### TASK TO COMPLETE
Collect all lines from the listing that include the string "Экстенсивность".

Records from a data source
___

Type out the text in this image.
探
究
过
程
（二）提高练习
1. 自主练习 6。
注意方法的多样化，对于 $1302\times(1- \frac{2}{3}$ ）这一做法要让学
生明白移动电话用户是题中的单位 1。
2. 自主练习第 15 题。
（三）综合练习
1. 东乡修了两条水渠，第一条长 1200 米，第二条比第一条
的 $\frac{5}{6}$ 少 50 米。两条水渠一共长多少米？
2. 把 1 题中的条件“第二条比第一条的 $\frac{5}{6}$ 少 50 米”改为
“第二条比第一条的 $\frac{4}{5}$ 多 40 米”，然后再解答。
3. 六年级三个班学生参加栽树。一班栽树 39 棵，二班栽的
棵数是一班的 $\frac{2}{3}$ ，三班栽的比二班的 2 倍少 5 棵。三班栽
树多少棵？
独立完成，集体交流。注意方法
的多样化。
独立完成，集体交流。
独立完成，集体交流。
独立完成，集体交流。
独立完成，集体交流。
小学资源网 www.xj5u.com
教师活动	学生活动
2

___

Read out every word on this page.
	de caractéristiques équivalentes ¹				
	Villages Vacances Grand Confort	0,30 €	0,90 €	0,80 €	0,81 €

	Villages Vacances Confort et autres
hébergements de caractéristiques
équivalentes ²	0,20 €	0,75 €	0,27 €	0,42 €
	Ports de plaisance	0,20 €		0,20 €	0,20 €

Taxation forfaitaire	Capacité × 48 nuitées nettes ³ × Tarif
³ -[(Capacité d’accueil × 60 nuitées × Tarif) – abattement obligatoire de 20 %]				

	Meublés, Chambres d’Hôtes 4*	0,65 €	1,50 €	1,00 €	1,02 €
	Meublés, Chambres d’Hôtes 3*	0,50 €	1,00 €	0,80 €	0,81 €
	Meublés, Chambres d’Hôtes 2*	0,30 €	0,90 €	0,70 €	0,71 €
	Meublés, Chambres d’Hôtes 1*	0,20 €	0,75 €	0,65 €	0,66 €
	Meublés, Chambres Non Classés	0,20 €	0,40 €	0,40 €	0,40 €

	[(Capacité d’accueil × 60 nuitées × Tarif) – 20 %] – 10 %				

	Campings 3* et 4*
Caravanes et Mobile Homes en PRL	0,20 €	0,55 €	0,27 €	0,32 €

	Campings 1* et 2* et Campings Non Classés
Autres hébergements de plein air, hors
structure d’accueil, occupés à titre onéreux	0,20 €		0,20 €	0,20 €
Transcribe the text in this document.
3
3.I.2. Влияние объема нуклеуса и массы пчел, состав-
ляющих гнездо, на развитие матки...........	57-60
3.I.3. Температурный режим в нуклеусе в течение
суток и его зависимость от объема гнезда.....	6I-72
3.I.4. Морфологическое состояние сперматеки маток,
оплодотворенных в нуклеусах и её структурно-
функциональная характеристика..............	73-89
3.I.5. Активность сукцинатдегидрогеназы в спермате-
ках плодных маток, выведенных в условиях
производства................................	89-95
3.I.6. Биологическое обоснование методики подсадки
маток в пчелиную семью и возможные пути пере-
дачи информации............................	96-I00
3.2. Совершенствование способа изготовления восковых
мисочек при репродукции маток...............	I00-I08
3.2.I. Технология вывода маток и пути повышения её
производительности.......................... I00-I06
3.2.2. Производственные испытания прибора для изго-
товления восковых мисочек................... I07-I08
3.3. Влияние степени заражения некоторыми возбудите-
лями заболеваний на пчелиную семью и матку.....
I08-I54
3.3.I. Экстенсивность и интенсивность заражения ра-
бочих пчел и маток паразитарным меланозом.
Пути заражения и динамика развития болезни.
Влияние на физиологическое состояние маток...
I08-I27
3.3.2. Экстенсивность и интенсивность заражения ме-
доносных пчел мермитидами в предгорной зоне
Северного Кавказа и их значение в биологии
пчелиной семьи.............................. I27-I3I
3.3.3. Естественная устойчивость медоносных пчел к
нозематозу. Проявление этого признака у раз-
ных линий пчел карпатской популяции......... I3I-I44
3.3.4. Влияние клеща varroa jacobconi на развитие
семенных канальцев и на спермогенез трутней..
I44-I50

___

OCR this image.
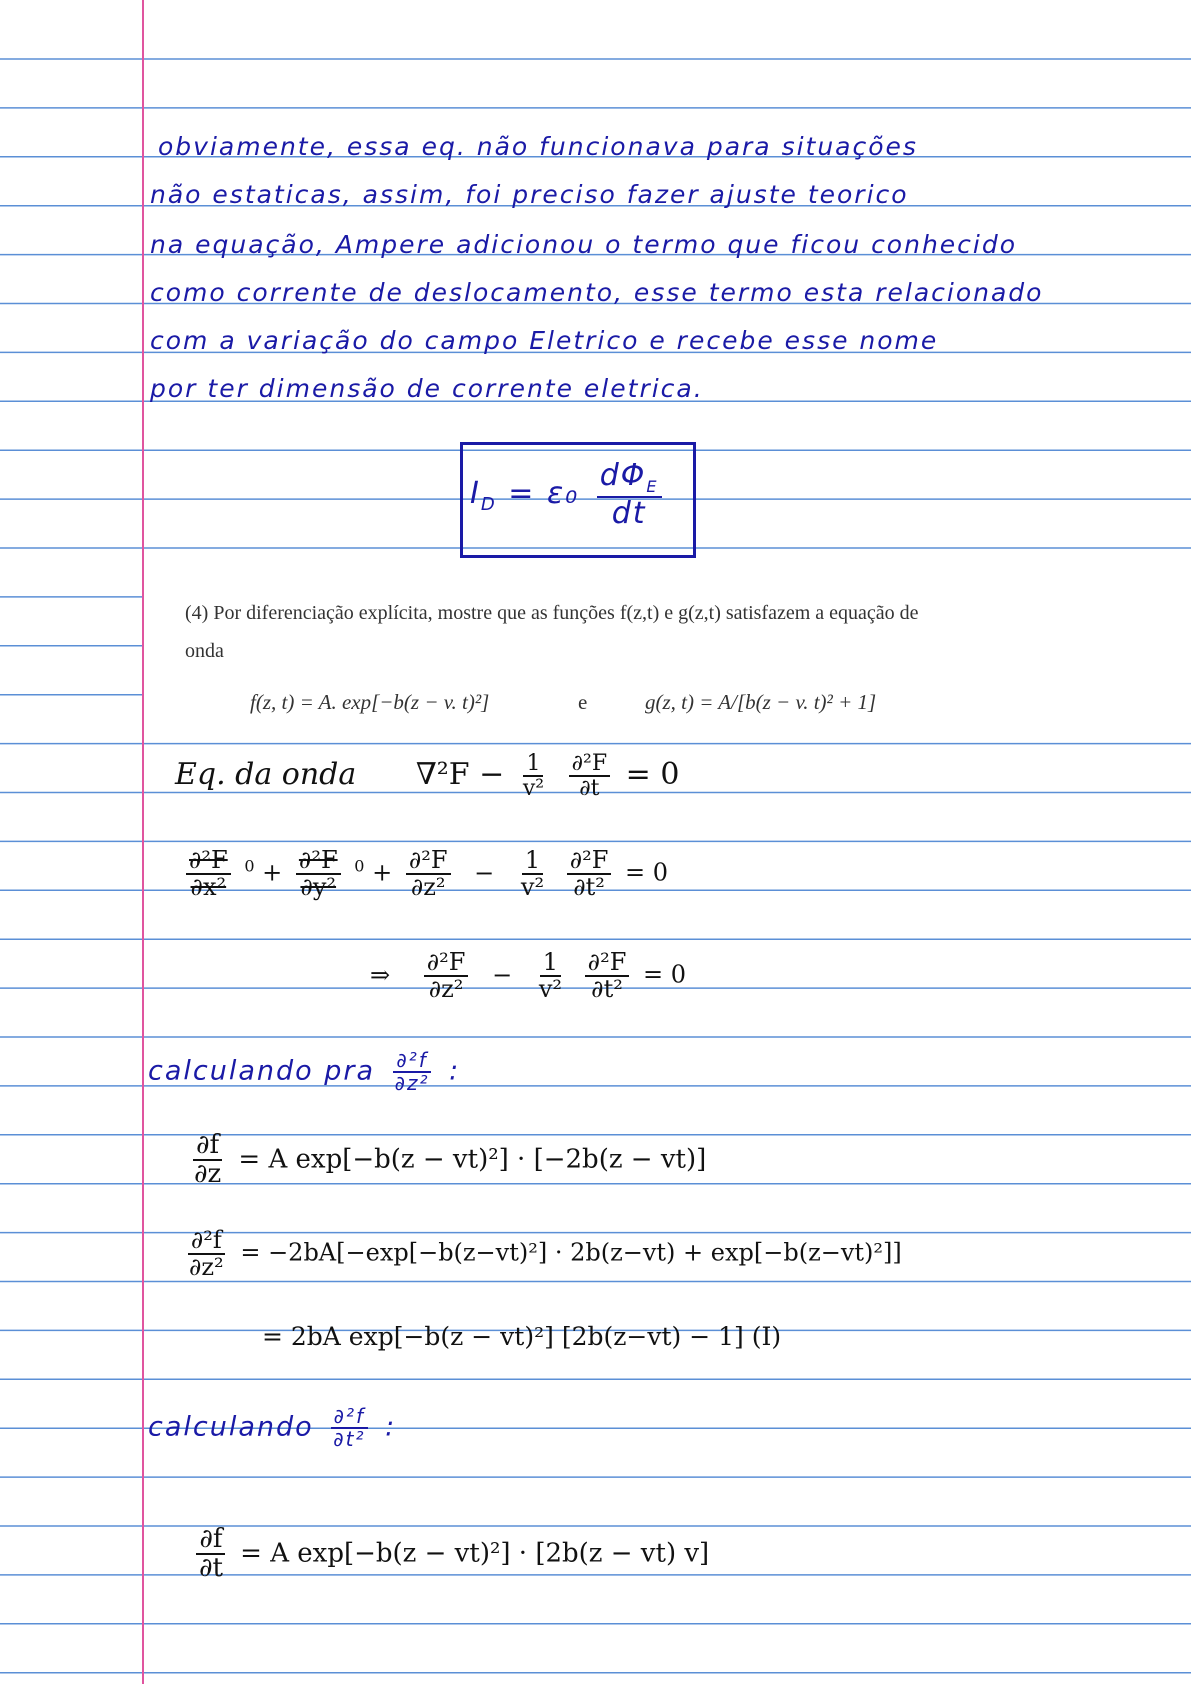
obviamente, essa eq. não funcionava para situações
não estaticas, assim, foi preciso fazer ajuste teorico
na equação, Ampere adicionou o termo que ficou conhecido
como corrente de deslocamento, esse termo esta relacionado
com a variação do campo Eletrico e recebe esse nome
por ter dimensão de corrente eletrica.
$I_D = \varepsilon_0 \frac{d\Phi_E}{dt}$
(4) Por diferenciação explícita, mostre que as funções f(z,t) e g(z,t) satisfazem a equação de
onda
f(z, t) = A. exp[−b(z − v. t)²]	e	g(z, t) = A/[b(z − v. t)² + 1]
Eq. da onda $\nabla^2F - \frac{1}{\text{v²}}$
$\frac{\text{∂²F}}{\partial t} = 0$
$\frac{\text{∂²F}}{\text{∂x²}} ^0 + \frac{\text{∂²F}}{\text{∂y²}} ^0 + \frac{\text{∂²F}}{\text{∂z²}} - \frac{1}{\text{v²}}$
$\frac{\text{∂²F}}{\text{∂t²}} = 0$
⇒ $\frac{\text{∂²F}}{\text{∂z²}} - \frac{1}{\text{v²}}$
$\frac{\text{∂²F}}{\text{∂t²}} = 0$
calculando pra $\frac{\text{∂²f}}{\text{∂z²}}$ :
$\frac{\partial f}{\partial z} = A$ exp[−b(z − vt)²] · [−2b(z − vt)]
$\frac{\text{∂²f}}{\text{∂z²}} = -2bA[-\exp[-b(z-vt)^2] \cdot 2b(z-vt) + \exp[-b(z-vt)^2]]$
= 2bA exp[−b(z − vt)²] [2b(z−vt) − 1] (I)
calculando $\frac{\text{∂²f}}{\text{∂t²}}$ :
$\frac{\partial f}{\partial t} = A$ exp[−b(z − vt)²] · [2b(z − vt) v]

___

### WRITTEN ANSWER
3.3.I. Экстенсивность и интенсивность заражения ра-
3.3.2. Экстенсивность и интенсивность заражения ме-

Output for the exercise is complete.